EXERCISE PROMPT: The complete listing should be restated exactly.

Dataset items
== == ==

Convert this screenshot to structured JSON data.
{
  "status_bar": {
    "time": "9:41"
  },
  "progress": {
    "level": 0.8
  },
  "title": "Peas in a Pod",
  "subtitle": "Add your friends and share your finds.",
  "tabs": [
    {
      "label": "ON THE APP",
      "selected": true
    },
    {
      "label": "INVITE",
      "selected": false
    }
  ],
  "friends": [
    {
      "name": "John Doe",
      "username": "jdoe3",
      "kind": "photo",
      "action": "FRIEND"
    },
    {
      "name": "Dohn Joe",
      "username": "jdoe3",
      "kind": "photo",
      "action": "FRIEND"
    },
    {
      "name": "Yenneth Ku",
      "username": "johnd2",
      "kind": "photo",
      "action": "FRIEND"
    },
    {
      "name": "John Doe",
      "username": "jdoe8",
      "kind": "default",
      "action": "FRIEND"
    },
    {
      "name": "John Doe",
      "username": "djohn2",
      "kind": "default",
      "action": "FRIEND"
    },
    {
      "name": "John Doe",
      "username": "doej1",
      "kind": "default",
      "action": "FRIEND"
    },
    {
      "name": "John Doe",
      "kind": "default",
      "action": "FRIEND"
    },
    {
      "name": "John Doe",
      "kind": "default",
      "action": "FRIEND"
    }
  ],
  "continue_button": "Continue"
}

== == ==

OUTPUT OF THE EXERCISE:
Convert this screenshot to structured JSON data.
{
  "status_bar": {
    "time": "9:41"
  },
  "progress": {
    "level": 0.8
  },
  "title": "Peas in a Pod",
  "subtitle": "Add your friends and share your finds.",
  "tabs": [
    {
      "label": "ON THE APP",
      "selected": true
    },
    {
      "label": "INVITE",
      "selected": false
    }
  ],
  "friends": [
    {
      "name": "John Doe",
      "username": "jdoe3",
      "kind": "photo",
      "action": "FRIEND"
    },
    {
      "name": "Dohn Joe",
      "username": "jdoe3",
      "kind": "photo",
      "action": "FRIEND"
    },
    {
      "name": "Yenneth Ku",
      "username": "johnd2",
      "kind": "photo",
      "action": "FRIEND"
    },
    {
      "name": "John Doe",
      "username": "jdoe8",
      "kind": "default",
      "action": "FRIEND"
    },
    {
      "name": "John Doe",
      "username": "djohn2",
      "kind": "default",
      "action": "FRIEND"
    },
    {
      "name": "John Doe",
      "username": "doej1",
      "kind": "default",
      "action": "FRIEND"
    },
    {
      "name": "John Doe",
      "kind": "default",
      "action": "FRIEND"
    },
    {
      "name": "John Doe",
      "kind": "default",
      "action": "FRIEND"
    }
  ],
  "continue_button": "Continue"
}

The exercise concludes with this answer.